──────── Given records ────────

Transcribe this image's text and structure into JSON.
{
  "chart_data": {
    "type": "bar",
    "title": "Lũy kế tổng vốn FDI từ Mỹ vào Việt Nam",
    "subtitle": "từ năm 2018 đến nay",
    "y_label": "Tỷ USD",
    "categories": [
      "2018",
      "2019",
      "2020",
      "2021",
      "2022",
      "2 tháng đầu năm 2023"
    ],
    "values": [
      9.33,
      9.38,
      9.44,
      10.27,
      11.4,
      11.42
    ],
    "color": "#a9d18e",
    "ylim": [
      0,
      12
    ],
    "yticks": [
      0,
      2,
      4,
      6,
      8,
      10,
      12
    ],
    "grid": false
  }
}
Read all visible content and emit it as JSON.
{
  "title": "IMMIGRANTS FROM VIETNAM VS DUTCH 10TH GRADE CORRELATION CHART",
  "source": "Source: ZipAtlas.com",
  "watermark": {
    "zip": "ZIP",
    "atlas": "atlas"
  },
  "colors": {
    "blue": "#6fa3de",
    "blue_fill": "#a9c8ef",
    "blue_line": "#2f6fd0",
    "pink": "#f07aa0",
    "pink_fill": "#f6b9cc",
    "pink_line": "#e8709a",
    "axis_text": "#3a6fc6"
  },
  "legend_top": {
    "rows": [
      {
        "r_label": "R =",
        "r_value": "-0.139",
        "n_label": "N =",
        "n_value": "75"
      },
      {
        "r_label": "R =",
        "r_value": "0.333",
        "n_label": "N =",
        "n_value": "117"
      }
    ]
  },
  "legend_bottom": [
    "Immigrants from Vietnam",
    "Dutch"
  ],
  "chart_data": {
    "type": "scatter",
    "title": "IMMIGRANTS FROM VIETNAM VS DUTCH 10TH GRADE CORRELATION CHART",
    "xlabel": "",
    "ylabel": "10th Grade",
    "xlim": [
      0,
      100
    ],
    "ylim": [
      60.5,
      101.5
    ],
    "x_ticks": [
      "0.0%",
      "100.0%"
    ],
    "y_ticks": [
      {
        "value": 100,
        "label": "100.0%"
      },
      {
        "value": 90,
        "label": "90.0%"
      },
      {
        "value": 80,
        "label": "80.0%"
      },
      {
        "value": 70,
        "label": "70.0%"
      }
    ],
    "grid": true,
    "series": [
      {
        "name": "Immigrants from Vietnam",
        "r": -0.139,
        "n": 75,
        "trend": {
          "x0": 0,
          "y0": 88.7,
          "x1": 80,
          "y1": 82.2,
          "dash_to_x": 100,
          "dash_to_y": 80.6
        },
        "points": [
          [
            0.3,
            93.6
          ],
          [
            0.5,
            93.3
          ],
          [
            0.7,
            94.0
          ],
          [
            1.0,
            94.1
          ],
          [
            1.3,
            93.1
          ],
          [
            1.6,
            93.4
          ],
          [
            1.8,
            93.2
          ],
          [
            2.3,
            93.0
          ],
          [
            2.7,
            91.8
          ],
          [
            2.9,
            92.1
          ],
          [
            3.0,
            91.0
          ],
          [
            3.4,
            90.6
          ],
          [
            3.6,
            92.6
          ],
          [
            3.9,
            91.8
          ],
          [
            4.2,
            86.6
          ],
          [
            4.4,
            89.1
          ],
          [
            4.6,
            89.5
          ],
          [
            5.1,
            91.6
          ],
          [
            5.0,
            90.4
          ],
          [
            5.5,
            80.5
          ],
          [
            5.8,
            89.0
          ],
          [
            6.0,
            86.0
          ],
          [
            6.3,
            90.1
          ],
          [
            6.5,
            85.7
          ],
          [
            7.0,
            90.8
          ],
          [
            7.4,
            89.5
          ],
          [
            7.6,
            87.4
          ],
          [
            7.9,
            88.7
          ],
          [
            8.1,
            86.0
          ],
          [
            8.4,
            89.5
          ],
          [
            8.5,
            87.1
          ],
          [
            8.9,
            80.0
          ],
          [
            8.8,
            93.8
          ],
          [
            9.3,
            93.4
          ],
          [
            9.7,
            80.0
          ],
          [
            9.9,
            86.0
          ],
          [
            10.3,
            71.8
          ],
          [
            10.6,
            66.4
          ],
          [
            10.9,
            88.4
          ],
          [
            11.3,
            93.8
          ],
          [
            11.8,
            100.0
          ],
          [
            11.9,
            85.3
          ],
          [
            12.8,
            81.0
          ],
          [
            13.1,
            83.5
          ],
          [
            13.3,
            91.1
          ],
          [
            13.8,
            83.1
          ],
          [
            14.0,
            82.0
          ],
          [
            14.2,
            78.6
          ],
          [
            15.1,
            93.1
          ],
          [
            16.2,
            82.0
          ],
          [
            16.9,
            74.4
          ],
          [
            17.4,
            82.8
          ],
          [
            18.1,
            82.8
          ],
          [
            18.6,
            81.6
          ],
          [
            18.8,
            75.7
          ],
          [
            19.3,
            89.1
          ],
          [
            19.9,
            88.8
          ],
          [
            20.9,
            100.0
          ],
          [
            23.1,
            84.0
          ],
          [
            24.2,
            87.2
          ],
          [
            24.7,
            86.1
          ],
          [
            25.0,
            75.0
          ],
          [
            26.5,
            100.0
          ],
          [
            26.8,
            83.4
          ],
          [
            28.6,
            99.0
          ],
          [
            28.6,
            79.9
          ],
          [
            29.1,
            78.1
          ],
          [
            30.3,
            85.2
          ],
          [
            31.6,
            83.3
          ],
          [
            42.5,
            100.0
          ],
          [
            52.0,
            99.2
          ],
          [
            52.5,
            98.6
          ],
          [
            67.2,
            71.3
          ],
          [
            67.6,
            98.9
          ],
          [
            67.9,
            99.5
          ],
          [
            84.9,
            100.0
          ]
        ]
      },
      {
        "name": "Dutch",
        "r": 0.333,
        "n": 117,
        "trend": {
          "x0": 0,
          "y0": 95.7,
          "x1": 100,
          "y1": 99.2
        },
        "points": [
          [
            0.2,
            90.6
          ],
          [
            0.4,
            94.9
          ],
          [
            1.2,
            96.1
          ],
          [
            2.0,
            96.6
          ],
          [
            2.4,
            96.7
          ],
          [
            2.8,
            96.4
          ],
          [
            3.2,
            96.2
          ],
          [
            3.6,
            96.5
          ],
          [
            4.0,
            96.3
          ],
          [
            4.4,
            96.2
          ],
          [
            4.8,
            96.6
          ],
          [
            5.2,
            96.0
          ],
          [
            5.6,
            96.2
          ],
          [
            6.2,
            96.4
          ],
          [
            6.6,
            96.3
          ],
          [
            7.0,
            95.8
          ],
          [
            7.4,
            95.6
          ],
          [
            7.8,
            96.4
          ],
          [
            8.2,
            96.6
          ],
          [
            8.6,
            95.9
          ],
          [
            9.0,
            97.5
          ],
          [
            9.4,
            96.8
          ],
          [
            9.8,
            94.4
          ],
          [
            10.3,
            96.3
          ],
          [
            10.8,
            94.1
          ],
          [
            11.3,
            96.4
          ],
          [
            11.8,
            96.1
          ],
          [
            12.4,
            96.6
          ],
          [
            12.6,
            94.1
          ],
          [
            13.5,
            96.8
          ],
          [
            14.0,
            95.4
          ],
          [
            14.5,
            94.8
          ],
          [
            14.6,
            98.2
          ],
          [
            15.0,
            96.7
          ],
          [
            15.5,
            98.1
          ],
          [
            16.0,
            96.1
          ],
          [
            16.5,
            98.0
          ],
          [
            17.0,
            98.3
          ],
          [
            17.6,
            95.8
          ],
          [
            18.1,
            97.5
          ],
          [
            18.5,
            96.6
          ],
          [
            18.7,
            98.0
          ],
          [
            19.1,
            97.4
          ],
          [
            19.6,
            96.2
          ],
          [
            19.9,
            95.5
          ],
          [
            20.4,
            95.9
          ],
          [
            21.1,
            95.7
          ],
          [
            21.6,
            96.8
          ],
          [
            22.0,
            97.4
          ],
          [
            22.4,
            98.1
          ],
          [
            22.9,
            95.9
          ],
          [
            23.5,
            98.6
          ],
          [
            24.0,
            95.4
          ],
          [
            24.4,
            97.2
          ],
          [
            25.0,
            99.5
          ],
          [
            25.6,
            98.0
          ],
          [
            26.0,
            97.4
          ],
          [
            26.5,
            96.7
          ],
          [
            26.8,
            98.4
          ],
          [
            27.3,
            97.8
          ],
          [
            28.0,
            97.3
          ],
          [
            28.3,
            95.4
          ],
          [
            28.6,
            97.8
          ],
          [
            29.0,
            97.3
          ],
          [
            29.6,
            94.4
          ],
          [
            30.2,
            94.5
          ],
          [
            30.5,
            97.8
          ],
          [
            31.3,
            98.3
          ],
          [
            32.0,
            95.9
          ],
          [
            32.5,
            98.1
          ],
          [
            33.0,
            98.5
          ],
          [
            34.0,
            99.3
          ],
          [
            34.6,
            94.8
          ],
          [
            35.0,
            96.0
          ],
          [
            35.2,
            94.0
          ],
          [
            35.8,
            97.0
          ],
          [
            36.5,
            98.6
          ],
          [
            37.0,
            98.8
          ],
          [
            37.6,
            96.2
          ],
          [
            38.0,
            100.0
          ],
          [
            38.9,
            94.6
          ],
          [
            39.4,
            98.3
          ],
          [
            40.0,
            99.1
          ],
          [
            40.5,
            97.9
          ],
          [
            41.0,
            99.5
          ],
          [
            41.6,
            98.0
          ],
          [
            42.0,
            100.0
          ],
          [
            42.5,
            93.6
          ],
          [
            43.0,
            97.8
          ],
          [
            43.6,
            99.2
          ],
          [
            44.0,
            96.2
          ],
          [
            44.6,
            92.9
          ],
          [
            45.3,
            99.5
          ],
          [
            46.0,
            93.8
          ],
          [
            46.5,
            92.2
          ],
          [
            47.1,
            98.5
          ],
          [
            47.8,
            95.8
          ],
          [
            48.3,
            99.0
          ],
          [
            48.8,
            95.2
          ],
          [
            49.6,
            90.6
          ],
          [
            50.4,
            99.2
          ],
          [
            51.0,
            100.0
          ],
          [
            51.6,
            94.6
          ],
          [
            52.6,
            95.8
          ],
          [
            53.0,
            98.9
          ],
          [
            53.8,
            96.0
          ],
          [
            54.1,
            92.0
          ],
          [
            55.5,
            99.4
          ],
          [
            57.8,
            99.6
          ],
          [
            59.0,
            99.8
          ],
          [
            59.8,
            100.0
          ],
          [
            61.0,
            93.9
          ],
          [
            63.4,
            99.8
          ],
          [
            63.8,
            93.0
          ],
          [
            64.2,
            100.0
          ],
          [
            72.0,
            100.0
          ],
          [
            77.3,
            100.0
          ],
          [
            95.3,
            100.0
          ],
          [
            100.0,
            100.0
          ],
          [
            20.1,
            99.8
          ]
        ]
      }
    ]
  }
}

────────

Using the records above, copy each line that contains "name".

        "name": "Immigrants from Vietnam",
        "name": "Dutch",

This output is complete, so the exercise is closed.